▶ _Instructions for the task_: Repeat the listing in full, exactly as it stands.

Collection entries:
- - - - -

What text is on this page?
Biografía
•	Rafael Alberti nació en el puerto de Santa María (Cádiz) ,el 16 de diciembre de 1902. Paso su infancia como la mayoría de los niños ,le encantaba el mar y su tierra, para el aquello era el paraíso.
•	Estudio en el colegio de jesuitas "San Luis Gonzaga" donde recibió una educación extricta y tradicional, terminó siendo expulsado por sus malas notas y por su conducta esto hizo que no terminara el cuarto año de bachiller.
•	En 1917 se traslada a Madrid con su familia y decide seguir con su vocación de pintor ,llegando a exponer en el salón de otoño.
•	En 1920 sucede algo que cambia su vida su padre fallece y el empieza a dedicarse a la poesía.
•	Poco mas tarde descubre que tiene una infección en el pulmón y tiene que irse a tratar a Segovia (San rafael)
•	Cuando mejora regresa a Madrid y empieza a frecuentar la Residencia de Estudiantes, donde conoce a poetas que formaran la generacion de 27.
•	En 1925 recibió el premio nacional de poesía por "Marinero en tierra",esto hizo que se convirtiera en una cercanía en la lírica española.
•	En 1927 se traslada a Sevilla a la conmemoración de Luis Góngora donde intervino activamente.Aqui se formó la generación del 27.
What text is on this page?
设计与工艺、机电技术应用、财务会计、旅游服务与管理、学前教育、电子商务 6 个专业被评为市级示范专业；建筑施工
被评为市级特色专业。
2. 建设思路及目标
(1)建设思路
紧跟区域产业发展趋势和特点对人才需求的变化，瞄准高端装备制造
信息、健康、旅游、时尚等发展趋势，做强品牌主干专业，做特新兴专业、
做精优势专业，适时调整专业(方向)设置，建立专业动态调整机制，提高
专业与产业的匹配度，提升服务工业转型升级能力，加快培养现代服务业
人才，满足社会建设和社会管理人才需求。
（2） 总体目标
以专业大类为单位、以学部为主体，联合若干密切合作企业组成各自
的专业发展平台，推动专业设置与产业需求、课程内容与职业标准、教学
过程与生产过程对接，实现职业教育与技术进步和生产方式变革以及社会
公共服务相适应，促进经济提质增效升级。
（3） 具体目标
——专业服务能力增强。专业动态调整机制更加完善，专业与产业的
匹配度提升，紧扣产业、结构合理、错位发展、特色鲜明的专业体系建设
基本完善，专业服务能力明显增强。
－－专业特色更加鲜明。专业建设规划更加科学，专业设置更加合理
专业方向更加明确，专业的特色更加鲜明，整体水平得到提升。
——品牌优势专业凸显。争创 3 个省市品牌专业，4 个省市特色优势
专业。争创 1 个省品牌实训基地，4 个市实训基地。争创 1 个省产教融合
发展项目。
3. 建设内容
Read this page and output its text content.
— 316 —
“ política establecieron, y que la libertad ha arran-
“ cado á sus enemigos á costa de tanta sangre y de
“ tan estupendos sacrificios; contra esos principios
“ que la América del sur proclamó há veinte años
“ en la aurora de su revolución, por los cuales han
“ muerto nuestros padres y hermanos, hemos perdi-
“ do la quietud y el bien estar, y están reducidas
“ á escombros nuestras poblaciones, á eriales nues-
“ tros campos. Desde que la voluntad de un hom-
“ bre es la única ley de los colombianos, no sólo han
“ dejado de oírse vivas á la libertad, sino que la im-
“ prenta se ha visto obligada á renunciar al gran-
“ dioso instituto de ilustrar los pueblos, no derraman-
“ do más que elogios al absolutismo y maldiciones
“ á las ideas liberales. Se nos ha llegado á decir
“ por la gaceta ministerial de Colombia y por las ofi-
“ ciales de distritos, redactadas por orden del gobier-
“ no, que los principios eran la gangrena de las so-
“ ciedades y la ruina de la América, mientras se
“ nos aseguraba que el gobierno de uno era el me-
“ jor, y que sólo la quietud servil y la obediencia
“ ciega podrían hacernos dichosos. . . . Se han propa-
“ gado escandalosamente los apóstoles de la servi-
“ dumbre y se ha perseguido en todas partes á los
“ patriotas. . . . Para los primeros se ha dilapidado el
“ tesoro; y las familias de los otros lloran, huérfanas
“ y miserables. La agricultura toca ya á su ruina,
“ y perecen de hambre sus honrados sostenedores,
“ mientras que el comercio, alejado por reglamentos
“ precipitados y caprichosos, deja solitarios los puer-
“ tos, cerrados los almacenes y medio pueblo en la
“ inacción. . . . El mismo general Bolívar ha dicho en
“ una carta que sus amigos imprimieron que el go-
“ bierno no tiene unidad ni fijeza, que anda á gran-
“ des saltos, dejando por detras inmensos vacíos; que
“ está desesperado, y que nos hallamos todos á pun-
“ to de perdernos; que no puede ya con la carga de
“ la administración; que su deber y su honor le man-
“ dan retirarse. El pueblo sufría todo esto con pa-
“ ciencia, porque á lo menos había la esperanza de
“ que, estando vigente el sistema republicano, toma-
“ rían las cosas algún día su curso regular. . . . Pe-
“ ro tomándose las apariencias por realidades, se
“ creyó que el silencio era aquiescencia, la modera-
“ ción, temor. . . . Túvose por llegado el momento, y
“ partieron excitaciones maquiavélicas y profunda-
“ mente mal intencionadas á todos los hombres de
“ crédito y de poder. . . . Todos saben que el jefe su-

- - - - -

▶ _Solution to the problem_:
What text is on this page?
Biografía
•	Rafael Alberti nació en el puerto de Santa María (Cádiz) ,el 16 de diciembre de 1902. Paso su infancia como la mayoría de los niños ,le encantaba el mar y su tierra, para el aquello era el paraíso.
•	Estudio en el colegio de jesuitas "San Luis Gonzaga" donde recibió una educación extricta y tradicional, terminó siendo expulsado por sus malas notas y por su conducta esto hizo que no terminara el cuarto año de bachiller.
•	En 1917 se traslada a Madrid con su familia y decide seguir con su vocación de pintor ,llegando a exponer en el salón de otoño.
•	En 1920 sucede algo que cambia su vida su padre fallece y el empieza a dedicarse a la poesía.
•	Poco mas tarde descubre que tiene una infección en el pulmón y tiene que irse a tratar a Segovia (San rafael)
•	Cuando mejora regresa a Madrid y empieza a frecuentar la Residencia de Estudiantes, donde conoce a poetas que formaran la generacion de 27.
•	En 1925 recibió el premio nacional de poesía por "Marinero en tierra",esto hizo que se convirtiera en una cercanía en la lírica española.
•	En 1927 se traslada a Sevilla a la conmemoración de Luis Góngora donde intervino activamente.Aqui se formó la generación del 27.
What text is on this page?
设计与工艺、机电技术应用、财务会计、旅游服务与管理、学前教育、电子商务 6 个专业被评为市级示范专业；建筑施工
被评为市级特色专业。
2. 建设思路及目标
(1)建设思路
紧跟区域产业发展趋势和特点对人才需求的变化，瞄准高端装备制造
信息、健康、旅游、时尚等发展趋势，做强品牌主干专业，做特新兴专业、
做精优势专业，适时调整专业(方向)设置，建立专业动态调整机制，提高
专业与产业的匹配度，提升服务工业转型升级能力，加快培养现代服务业
人才，满足社会建设和社会管理人才需求。
（2） 总体目标
以专业大类为单位、以学部为主体，联合若干密切合作企业组成各自
的专业发展平台，推动专业设置与产业需求、课程内容与职业标准、教学
过程与生产过程对接，实现职业教育与技术进步和生产方式变革以及社会
公共服务相适应，促进经济提质增效升级。
（3） 具体目标
——专业服务能力增强。专业动态调整机制更加完善，专业与产业的
匹配度提升，紧扣产业、结构合理、错位发展、特色鲜明的专业体系建设
基本完善，专业服务能力明显增强。
－－专业特色更加鲜明。专业建设规划更加科学，专业设置更加合理
专业方向更加明确，专业的特色更加鲜明，整体水平得到提升。
——品牌优势专业凸显。争创 3 个省市品牌专业，4 个省市特色优势
专业。争创 1 个省品牌实训基地，4 个市实训基地。争创 1 个省产教融合
发展项目。
3. 建设内容
Read this page and output its text content.
— 316 —
“ política establecieron, y que la libertad ha arran-
“ cado á sus enemigos á costa de tanta sangre y de
“ tan estupendos sacrificios; contra esos principios
“ que la América del sur proclamó há veinte años
“ en la aurora de su revolución, por los cuales han
“ muerto nuestros padres y hermanos, hemos perdi-
“ do la quietud y el bien estar, y están reducidas
“ á escombros nuestras poblaciones, á eriales nues-
“ tros campos. Desde que la voluntad de un hom-
“ bre es la única ley de los colombianos, no sólo han
“ dejado de oírse vivas á la libertad, sino que la im-
“ prenta se ha visto obligada á renunciar al gran-
“ dioso instituto de ilustrar los pueblos, no derraman-
“ do más que elogios al absolutismo y maldiciones
“ á las ideas liberales. Se nos ha llegado á decir
“ por la gaceta ministerial de Colombia y por las ofi-
“ ciales de distritos, redactadas por orden del gobier-
“ no, que los principios eran la gangrena de las so-
“ ciedades y la ruina de la América, mientras se
“ nos aseguraba que el gobierno de uno era el me-
“ jor, y que sólo la quietud servil y la obediencia
“ ciega podrían hacernos dichosos. . . . Se han propa-
“ gado escandalosamente los apóstoles de la servi-
“ dumbre y se ha perseguido en todas partes á los
“ patriotas. . . . Para los primeros se ha dilapidado el
“ tesoro; y las familias de los otros lloran, huérfanas
“ y miserables. La agricultura toca ya á su ruina,
“ y perecen de hambre sus honrados sostenedores,
“ mientras que el comercio, alejado por reglamentos
“ precipitados y caprichosos, deja solitarios los puer-
“ tos, cerrados los almacenes y medio pueblo en la
“ inacción. . . . El mismo general Bolívar ha dicho en
“ una carta que sus amigos imprimieron que el go-
“ bierno no tiene unidad ni fijeza, que anda á gran-
“ des saltos, dejando por detras inmensos vacíos; que
“ está desesperado, y que nos hallamos todos á pun-
“ to de perdernos; que no puede ya con la carga de
“ la administración; que su deber y su honor le man-
“ dan retirarse. El pueblo sufría todo esto con pa-
“ ciencia, porque á lo menos había la esperanza de
“ que, estando vigente el sistema republicano, toma-
“ rían las cosas algún día su curso regular. . . . Pe-
“ ro tomándose las apariencias por realidades, se
“ creyó que el silencio era aquiescencia, la modera-
“ ción, temor. . . . Túvose por llegado el momento, y
“ partieron excitaciones maquiavélicas y profunda-
“ mente mal intencionadas á todos los hombres de
“ crédito y de poder. . . . Todos saben que el jefe su-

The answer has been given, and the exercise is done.